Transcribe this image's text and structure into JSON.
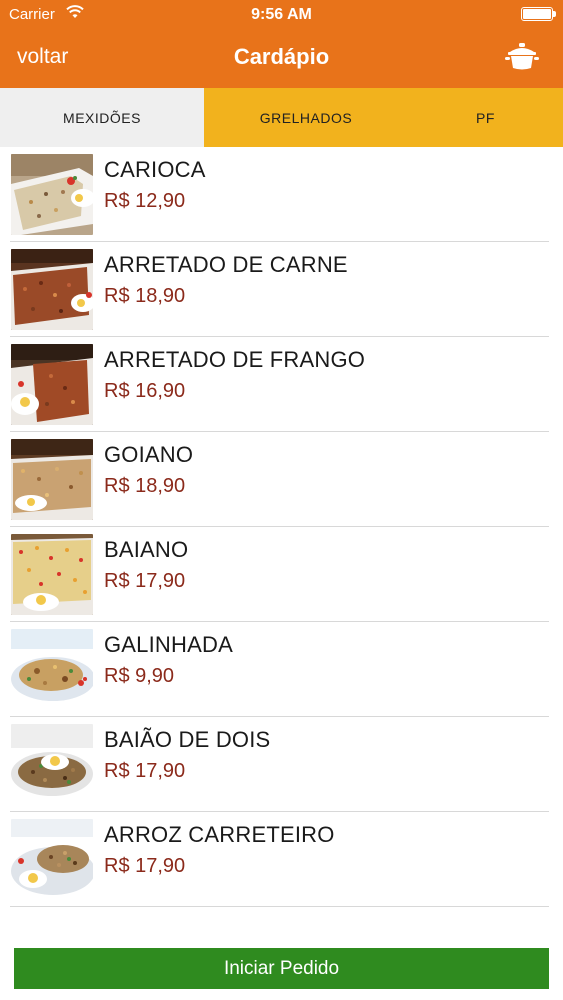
{
  "status_bar": {
    "carrier": "Carrier",
    "time": "9:56 AM"
  },
  "nav": {
    "back_label": "voltar",
    "title": "Cardápio",
    "cart_icon": "pot-icon"
  },
  "tabs": [
    {
      "label": "MEXIDÕES",
      "active": true
    },
    {
      "label": "GRELHADOS",
      "active": false
    },
    {
      "label": "PF",
      "active": false
    }
  ],
  "menu": {
    "items": [
      {
        "name": "CARIOCA",
        "price": "R$ 12,90",
        "image": "rice-dish-photo"
      },
      {
        "name": "ARRETADO DE CARNE",
        "price": "R$ 18,90",
        "image": "rice-dish-photo"
      },
      {
        "name": "ARRETADO DE FRANGO",
        "price": "R$ 16,90",
        "image": "rice-dish-photo"
      },
      {
        "name": "GOIANO",
        "price": "R$ 18,90",
        "image": "rice-dish-photo"
      },
      {
        "name": "BAIANO",
        "price": "R$ 17,90",
        "image": "rice-dish-photo"
      },
      {
        "name": "GALINHADA",
        "price": "R$ 9,90",
        "image": "rice-dish-photo"
      },
      {
        "name": "BAIÃO DE DOIS",
        "price": "R$ 17,90",
        "image": "rice-dish-photo"
      },
      {
        "name": "ARROZ CARRETEIRO",
        "price": "R$ 17,90",
        "image": "rice-dish-photo"
      }
    ]
  },
  "footer": {
    "order_button_label": "Iniciar Pedido"
  },
  "colors": {
    "header": "#E8731A",
    "tabs": "#F2B21D",
    "active_tab": "#EFEFEF",
    "price": "#8B2A1B",
    "order_button": "#2F8B1F"
  }
}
========================================
#### The exercise
Each line of the data is to be duplicated exactly; pictures stay out of the copy.

#### Output of the task
Transcribe this image's text and structure into JSON.
{
  "status_bar": {
    "carrier": "Carrier",
    "time": "9:56 AM"
  },
  "nav": {
    "back_label": "voltar",
    "title": "Cardápio",
    "cart_icon": "pot-icon"
  },
  "tabs": [
    {
      "label": "MEXIDÕES",
      "active": true
    },
    {
      "label": "GRELHADOS",
      "active": false
    },
    {
      "label": "PF",
      "active": false
    }
  ],
  "menu": {
    "items": [
      {
        "name": "CARIOCA",
        "price": "R$ 12,90",
        "image": "rice-dish-photo"
      },
      {
        "name": "ARRETADO DE CARNE",
        "price": "R$ 18,90",
        "image": "rice-dish-photo"
      },
      {
        "name": "ARRETADO DE FRANGO",
        "price": "R$ 16,90",
        "image": "rice-dish-photo"
      },
      {
        "name": "GOIANO",
        "price": "R$ 18,90",
        "image": "rice-dish-photo"
      },
      {
        "name": "BAIANO",
        "price": "R$ 17,90",
        "image": "rice-dish-photo"
      },
      {
        "name": "GALINHADA",
        "price": "R$ 9,90",
        "image": "rice-dish-photo"
      },
      {
        "name": "BAIÃO DE DOIS",
        "price": "R$ 17,90",
        "image": "rice-dish-photo"
      },
      {
        "name": "ARROZ CARRETEIRO",
        "price": "R$ 17,90",
        "image": "rice-dish-photo"
      }
    ]
  },
  "footer": {
    "order_button_label": "Iniciar Pedido"
  },
  "colors": {
    "header": "#E8731A",
    "tabs": "#F2B21D",
    "active_tab": "#EFEFEF",
    "price": "#8B2A1B",
    "order_button": "#2F8B1F"
  }
}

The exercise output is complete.